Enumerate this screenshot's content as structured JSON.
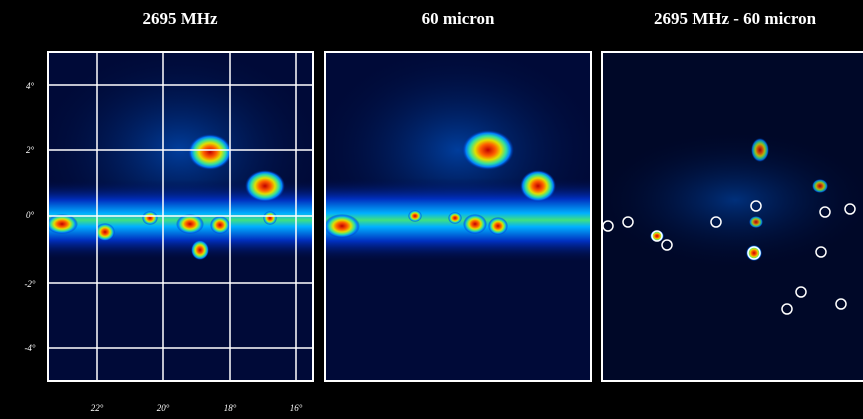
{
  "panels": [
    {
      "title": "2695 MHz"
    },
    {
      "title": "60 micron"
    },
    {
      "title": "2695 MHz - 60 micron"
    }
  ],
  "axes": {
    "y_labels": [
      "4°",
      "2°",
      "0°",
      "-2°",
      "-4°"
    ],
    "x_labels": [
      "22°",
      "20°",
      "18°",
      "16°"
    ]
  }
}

::::::

REQUIRED WORK -
Images in the records should not be copied. Repeat all the rest exactly.

CORRECT OUTPUT -
Enumerate this screenshot's content as structured JSON.
{
  "panels": [
    {
      "title": "2695 MHz"
    },
    {
      "title": "60 micron"
    },
    {
      "title": "2695 MHz - 60 micron"
    }
  ],
  "axes": {
    "y_labels": [
      "4°",
      "2°",
      "0°",
      "-2°",
      "-4°"
    ],
    "x_labels": [
      "22°",
      "20°",
      "18°",
      "16°"
    ]
  }
}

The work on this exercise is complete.